### Information shown
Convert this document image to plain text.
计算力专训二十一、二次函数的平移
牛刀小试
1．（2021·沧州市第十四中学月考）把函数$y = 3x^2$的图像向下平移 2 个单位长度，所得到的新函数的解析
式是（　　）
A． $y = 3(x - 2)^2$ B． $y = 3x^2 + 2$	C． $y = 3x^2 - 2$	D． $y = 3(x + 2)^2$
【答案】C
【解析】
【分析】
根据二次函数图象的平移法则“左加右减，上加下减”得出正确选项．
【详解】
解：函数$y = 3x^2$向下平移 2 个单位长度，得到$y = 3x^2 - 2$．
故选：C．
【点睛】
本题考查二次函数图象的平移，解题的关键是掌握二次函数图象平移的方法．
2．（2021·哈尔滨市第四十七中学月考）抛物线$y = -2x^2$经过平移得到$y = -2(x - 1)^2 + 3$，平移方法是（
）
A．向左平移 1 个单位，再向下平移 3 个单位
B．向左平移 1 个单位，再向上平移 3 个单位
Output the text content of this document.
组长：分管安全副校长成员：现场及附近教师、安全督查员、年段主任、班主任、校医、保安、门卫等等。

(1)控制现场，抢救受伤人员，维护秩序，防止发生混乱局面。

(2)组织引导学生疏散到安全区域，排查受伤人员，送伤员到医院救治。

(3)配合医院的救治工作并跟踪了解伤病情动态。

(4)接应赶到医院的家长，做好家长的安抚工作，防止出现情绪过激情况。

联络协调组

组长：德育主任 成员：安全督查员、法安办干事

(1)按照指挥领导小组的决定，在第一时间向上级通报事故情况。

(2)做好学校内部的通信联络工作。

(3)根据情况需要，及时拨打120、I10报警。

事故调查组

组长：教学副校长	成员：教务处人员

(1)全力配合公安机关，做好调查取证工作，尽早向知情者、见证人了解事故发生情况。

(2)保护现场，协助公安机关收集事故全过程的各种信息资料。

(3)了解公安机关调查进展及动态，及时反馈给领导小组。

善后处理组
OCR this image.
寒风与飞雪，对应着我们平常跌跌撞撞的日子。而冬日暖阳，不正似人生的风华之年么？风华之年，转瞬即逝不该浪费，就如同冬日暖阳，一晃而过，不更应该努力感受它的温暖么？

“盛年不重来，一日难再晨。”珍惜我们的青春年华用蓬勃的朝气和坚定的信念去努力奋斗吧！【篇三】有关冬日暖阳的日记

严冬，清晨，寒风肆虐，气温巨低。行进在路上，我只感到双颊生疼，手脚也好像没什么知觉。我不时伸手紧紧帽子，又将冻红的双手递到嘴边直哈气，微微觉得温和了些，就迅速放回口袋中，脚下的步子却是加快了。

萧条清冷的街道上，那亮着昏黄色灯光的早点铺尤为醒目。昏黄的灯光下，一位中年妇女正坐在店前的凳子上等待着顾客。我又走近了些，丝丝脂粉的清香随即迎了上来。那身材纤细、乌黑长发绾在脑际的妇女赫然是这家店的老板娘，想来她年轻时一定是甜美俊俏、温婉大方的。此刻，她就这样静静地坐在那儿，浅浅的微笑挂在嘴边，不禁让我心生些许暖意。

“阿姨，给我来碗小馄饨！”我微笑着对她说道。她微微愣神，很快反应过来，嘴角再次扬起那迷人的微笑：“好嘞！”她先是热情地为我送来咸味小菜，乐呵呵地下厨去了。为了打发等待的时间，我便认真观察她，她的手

### Required task
Repeat each record exactly. Omit nothing.

### Output
Convert this document image to plain text.
计算力专训二十一、二次函数的平移
牛刀小试
1．（2021·沧州市第十四中学月考）把函数$y = 3x^2$的图像向下平移 2 个单位长度，所得到的新函数的解析
式是（　　）
A． $y = 3(x - 2)^2$ B． $y = 3x^2 + 2$	C． $y = 3x^2 - 2$	D． $y = 3(x + 2)^2$
【答案】C
【解析】
【分析】
根据二次函数图象的平移法则“左加右减，上加下减”得出正确选项．
【详解】
解：函数$y = 3x^2$向下平移 2 个单位长度，得到$y = 3x^2 - 2$．
故选：C．
【点睛】
本题考查二次函数图象的平移，解题的关键是掌握二次函数图象平移的方法．
2．（2021·哈尔滨市第四十七中学月考）抛物线$y = -2x^2$经过平移得到$y = -2(x - 1)^2 + 3$，平移方法是（
）
A．向左平移 1 个单位，再向下平移 3 个单位
B．向左平移 1 个单位，再向上平移 3 个单位
Output the text content of this document.
组长：分管安全副校长成员：现场及附近教师、安全督查员、年段主任、班主任、校医、保安、门卫等等。

(1)控制现场，抢救受伤人员，维护秩序，防止发生混乱局面。

(2)组织引导学生疏散到安全区域，排查受伤人员，送伤员到医院救治。

(3)配合医院的救治工作并跟踪了解伤病情动态。

(4)接应赶到医院的家长，做好家长的安抚工作，防止出现情绪过激情况。

联络协调组

组长：德育主任 成员：安全督查员、法安办干事

(1)按照指挥领导小组的决定，在第一时间向上级通报事故情况。

(2)做好学校内部的通信联络工作。

(3)根据情况需要，及时拨打120、I10报警。

事故调查组

组长：教学副校长	成员：教务处人员

(1)全力配合公安机关，做好调查取证工作，尽早向知情者、见证人了解事故发生情况。

(2)保护现场，协助公安机关收集事故全过程的各种信息资料。

(3)了解公安机关调查进展及动态，及时反馈给领导小组。

善后处理组
OCR this image.
寒风与飞雪，对应着我们平常跌跌撞撞的日子。而冬日暖阳，不正似人生的风华之年么？风华之年，转瞬即逝不该浪费，就如同冬日暖阳，一晃而过，不更应该努力感受它的温暖么？

“盛年不重来，一日难再晨。”珍惜我们的青春年华用蓬勃的朝气和坚定的信念去努力奋斗吧！【篇三】有关冬日暖阳的日记

严冬，清晨，寒风肆虐，气温巨低。行进在路上，我只感到双颊生疼，手脚也好像没什么知觉。我不时伸手紧紧帽子，又将冻红的双手递到嘴边直哈气，微微觉得温和了些，就迅速放回口袋中，脚下的步子却是加快了。

萧条清冷的街道上，那亮着昏黄色灯光的早点铺尤为醒目。昏黄的灯光下，一位中年妇女正坐在店前的凳子上等待着顾客。我又走近了些，丝丝脂粉的清香随即迎了上来。那身材纤细、乌黑长发绾在脑际的妇女赫然是这家店的老板娘，想来她年轻时一定是甜美俊俏、温婉大方的。此刻，她就这样静静地坐在那儿，浅浅的微笑挂在嘴边，不禁让我心生些许暖意。

“阿姨，给我来碗小馄饨！”我微笑着对她说道。她微微愣神，很快反应过来，嘴角再次扬起那迷人的微笑：“好嘞！”她先是热情地为我送来咸味小菜，乐呵呵地下厨去了。为了打发等待的时间，我便认真观察她，她的手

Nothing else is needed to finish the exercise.